**PROVIDED DATA**
====================

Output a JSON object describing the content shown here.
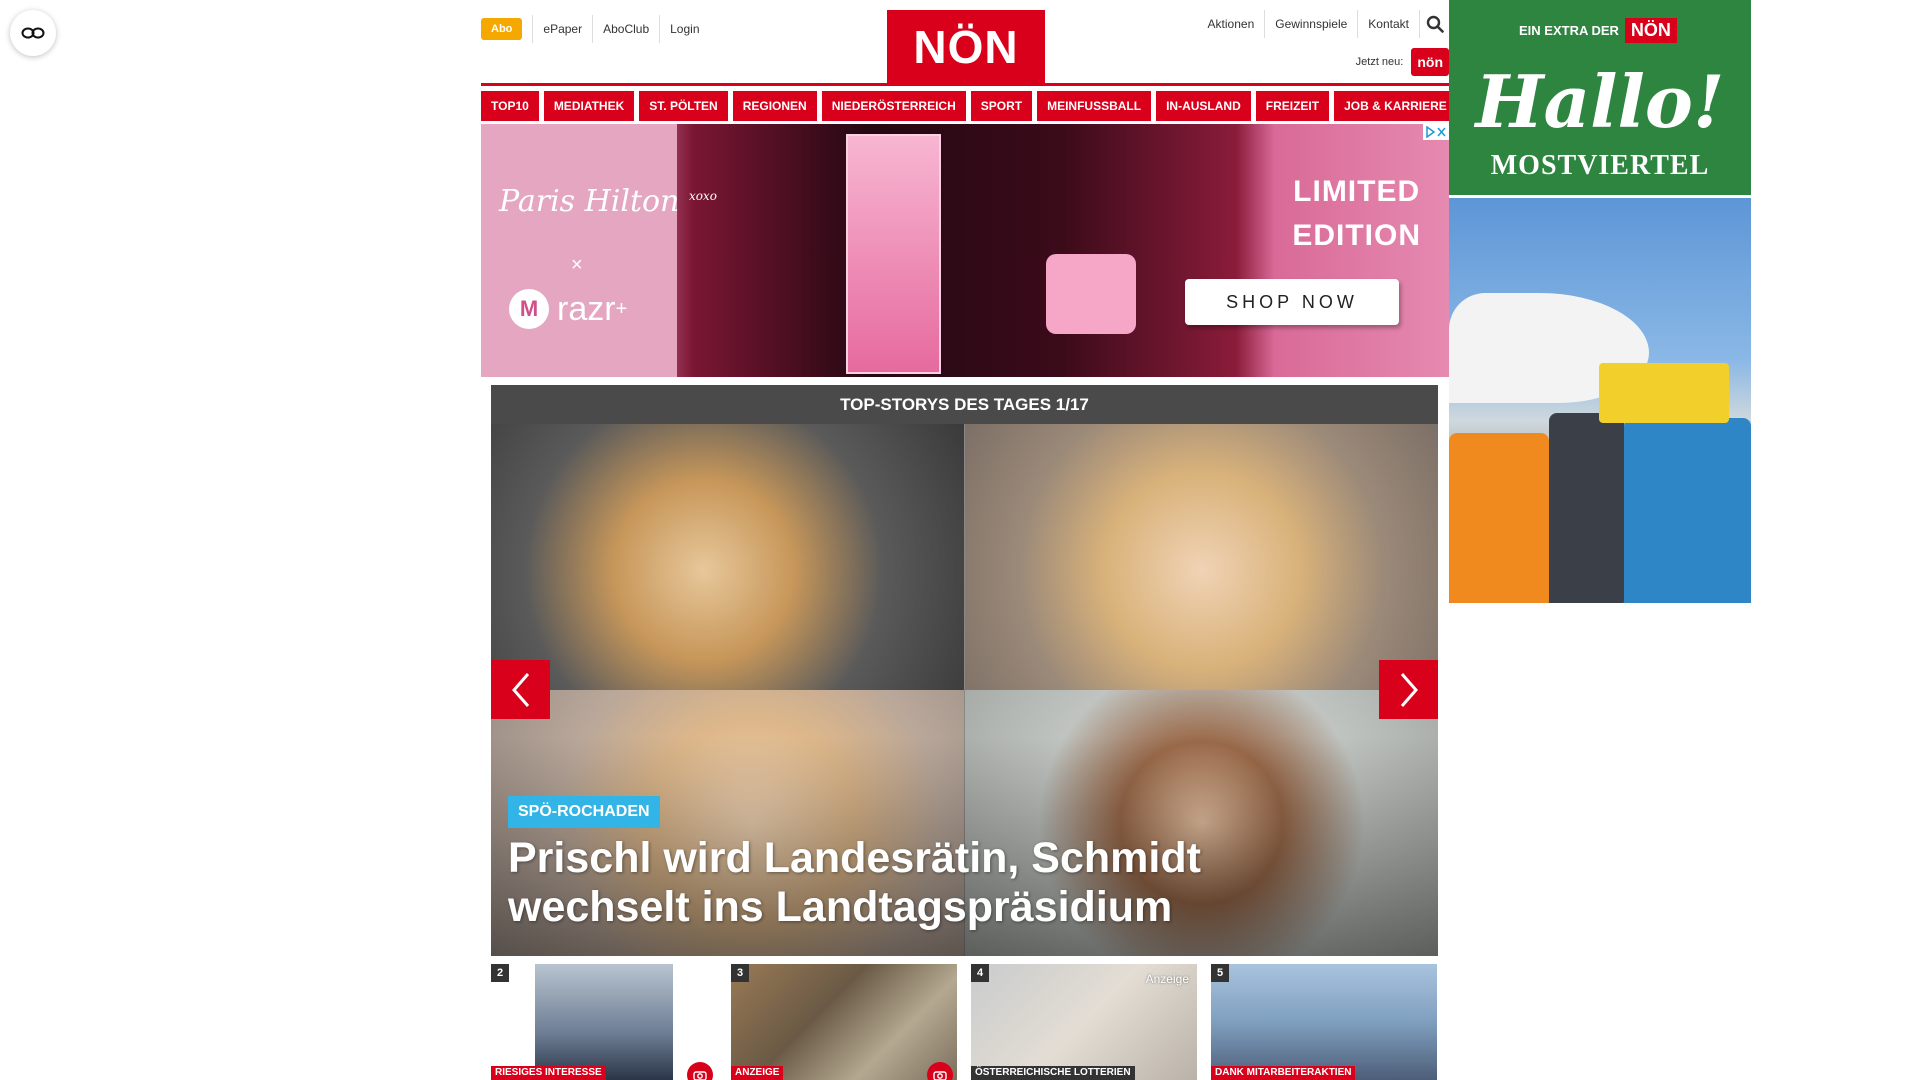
{
  "header": {
    "abo_label": "Abo",
    "left_links": [
      "ePaper",
      "AboClub",
      "Login"
    ],
    "logo_text": "NÖN",
    "right_links": [
      "Aktionen",
      "Gewinnspiele",
      "Kontakt"
    ],
    "jetzt_label": "Jetzt neu:",
    "jetzt_badge": "nön"
  },
  "nav": {
    "items": [
      "TOP10",
      "MEDIATHEK",
      "ST. PÖLTEN",
      "REGIONEN",
      "NIEDERÖSTERREICH",
      "SPORT",
      "MEINFUSSBALL",
      "IN-AUSLAND",
      "FREIZEIT",
      "JOB & KARRIERE"
    ]
  },
  "ad": {
    "brand": "Paris Hilton",
    "brand_suffix": "xoxo",
    "x": "×",
    "partner": "razr",
    "partner_plus": "+",
    "headline_1": "LIMITED",
    "headline_2": "EDITION",
    "cta": "SHOP NOW"
  },
  "top_stories": {
    "header": "TOP-STORYS DES TAGES 1/17",
    "hero_tag": "SPÖ-ROCHADEN",
    "hero_title": "Prischl wird Landesrätin, Schmidt wechselt ins Landtagspräsidium",
    "teasers": [
      {
        "num": "2",
        "label": "RIESIGES INTERESSE",
        "label_color": "#d8001a",
        "anzeige": ""
      },
      {
        "num": "3",
        "label": "ANZEIGE",
        "label_color": "#d8001a",
        "anzeige": ""
      },
      {
        "num": "4",
        "label": "ÖSTERREICHISCHE LOTTERIEN",
        "label_color": "#333333",
        "anzeige": "Anzeige"
      },
      {
        "num": "5",
        "label": "DANK MITARBEITERAKTIEN",
        "label_color": "#d8001a",
        "anzeige": ""
      }
    ]
  },
  "side_ad": {
    "extra_label": "EIN EXTRA DER",
    "extra_logo": "NÖN",
    "hallo": "Hallo!",
    "region": "MOSTVIERTEL"
  },
  "colors": {
    "brand_red": "#d8001a",
    "abo_orange": "#f5a800",
    "tag_blue": "#32b4e6",
    "side_green": "#2e8540"
  }
}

====================

**PROMPT**
Reproduce the material above verbatim; omit every picture.

**REPLY TO THE EXERCISE**
Output a JSON object describing the content shown here.
{
  "header": {
    "abo_label": "Abo",
    "left_links": [
      "ePaper",
      "AboClub",
      "Login"
    ],
    "logo_text": "NÖN",
    "right_links": [
      "Aktionen",
      "Gewinnspiele",
      "Kontakt"
    ],
    "jetzt_label": "Jetzt neu:",
    "jetzt_badge": "nön"
  },
  "nav": {
    "items": [
      "TOP10",
      "MEDIATHEK",
      "ST. PÖLTEN",
      "REGIONEN",
      "NIEDERÖSTERREICH",
      "SPORT",
      "MEINFUSSBALL",
      "IN-AUSLAND",
      "FREIZEIT",
      "JOB & KARRIERE"
    ]
  },
  "ad": {
    "brand": "Paris Hilton",
    "brand_suffix": "xoxo",
    "x": "×",
    "partner": "razr",
    "partner_plus": "+",
    "headline_1": "LIMITED",
    "headline_2": "EDITION",
    "cta": "SHOP NOW"
  },
  "top_stories": {
    "header": "TOP-STORYS DES TAGES 1/17",
    "hero_tag": "SPÖ-ROCHADEN",
    "hero_title": "Prischl wird Landesrätin, Schmidt wechselt ins Landtagspräsidium",
    "teasers": [
      {
        "num": "2",
        "label": "RIESIGES INTERESSE",
        "label_color": "#d8001a",
        "anzeige": ""
      },
      {
        "num": "3",
        "label": "ANZEIGE",
        "label_color": "#d8001a",
        "anzeige": ""
      },
      {
        "num": "4",
        "label": "ÖSTERREICHISCHE LOTTERIEN",
        "label_color": "#333333",
        "anzeige": "Anzeige"
      },
      {
        "num": "5",
        "label": "DANK MITARBEITERAKTIEN",
        "label_color": "#d8001a",
        "anzeige": ""
      }
    ]
  },
  "side_ad": {
    "extra_label": "EIN EXTRA DER",
    "extra_logo": "NÖN",
    "hallo": "Hallo!",
    "region": "MOSTVIERTEL"
  },
  "colors": {
    "brand_red": "#d8001a",
    "abo_orange": "#f5a800",
    "tag_blue": "#32b4e6",
    "side_green": "#2e8540"
  }
}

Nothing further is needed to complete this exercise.